Similarly, Public Service of New Mexico (PNM) have recently begun to include the concept of flexibility in their IRP process[3]. Here, traditional resource expansion tools identified least cost mix of resources to meet future demand, under various policy and other preferences. The SERVM tool, described later, was then employed to provide additional analysis as was carried out in the California CES-21 effort described later. This probabilistic production cost tool was used to examine the intra- and multi-hour flexibility needs of the system using a 5-minute dispatch model incorporating variability and uncertainty of wind and solar power. Metrics related to flexibility shortfalls with and between hours were then used to ensure the resource mixes developed by the resource expansion tool could maintain reliability. One of the challenges associated with this approach, as discussed later in the report, is to determine the level of reliability which must be maintained. Traditional planning standards such as loss of load expectation (LOLE) due to capacity shortfalls do not consider ramping or flexibility issues. Therefore, if new methods determine loss of load due to ramping shortfalls, one should not continue to just use the same reliability level (e.g. 1 day in 10 years); instead the appropriate standards need to be determined first, based on a combination of detailed studies as described in this report, and determining a baseline from current systems.
The Tennessee Valley Authority, in their 2019 IRP, included two flexibility metrics[4]: the Flexible Resource Coverage Ratio and the Flexibility Turn Down Factor. These metrics are defined in the IRP as follows:
Flexibility Resource Coverage Ratio: the ratio of flexible capacity available to meet the maximum 3 hour ramp in demand in 2038
Flexibility Turn Down Factor: the ability of the system to serve low load periods as measured by the percent of must-run and non-dispatchable generation to sales
For the scenarios considered in the 2019 IRP, coverage ratios ranged from 0.98 to 2.22 and turn down factors ranged from ~32% to ~66%.
The importance of flexibility is given prominence in the report with substantial reporting of the performance of each portfolio under the 6 different scenario and 5 strategies evaluated. Broadly speaking, the portfolio based metrics reflected highest flexibility in cases where inflexible or must-run generation is replaced with more flexible generation. Cases with higher levels of solar are seen to have lower coverage ratios.

Provided records:
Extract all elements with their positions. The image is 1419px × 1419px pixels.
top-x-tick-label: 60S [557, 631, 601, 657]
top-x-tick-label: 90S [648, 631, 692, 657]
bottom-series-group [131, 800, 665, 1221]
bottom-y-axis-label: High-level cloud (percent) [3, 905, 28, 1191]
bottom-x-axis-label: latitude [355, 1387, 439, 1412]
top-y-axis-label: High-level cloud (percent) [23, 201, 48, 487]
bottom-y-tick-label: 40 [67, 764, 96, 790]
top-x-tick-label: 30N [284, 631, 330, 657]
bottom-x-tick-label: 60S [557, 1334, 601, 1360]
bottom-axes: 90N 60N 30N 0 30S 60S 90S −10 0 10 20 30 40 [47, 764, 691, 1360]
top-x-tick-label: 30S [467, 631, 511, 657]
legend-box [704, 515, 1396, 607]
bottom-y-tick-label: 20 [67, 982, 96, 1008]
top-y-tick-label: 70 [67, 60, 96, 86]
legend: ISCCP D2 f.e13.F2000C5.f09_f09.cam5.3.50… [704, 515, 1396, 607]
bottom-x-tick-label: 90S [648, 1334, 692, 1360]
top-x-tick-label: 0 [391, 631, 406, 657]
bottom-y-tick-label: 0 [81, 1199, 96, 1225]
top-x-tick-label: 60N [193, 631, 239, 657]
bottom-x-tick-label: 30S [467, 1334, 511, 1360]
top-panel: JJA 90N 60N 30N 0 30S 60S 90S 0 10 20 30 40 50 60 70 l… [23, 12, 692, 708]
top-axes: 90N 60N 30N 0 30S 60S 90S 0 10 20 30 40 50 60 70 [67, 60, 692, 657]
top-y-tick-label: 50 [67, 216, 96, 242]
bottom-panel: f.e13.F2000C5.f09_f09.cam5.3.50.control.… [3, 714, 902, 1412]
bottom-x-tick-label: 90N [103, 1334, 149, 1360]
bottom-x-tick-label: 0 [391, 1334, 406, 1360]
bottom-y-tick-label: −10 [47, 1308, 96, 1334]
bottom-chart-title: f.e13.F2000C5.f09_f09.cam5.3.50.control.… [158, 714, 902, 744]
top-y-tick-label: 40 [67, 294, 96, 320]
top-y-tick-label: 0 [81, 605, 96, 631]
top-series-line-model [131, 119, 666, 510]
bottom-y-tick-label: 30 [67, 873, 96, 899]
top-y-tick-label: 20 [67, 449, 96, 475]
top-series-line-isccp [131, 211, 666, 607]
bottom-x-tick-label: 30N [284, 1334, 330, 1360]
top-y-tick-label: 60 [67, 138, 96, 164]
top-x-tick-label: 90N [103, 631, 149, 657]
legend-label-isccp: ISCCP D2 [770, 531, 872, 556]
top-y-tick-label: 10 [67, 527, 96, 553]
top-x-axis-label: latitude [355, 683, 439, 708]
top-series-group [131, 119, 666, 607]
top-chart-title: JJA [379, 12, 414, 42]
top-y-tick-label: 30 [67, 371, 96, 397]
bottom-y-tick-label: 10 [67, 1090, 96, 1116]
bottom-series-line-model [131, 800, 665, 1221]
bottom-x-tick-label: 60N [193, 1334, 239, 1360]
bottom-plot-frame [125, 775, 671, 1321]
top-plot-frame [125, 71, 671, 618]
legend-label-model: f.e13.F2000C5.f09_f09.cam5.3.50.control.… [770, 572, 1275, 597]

Things to do:
1) From the passage on flexibility in utility resource planning, output the words starting with "The importance of" and going on through "lower coverage ratios.".
2) According to the passage on flexibility in utility resource planning, what range did the turn down factors span for the scenarios in the Tennessee Valley Authority's 2019 IRP?

Task-by-task answers:
1)
The importance of flexibility is given prominence in the report with substantial reporting of the performance of each portfolio under the 6 different scenario and 5 strategies evaluated. Broadly speaking, the portfolio based metrics reflected highest flexibility in cases where inflexible or must-run generation is replaced with more flexible generation. Cases with higher levels of solar are seen to have lower coverage ratios.

2) From about 32% to about 66%.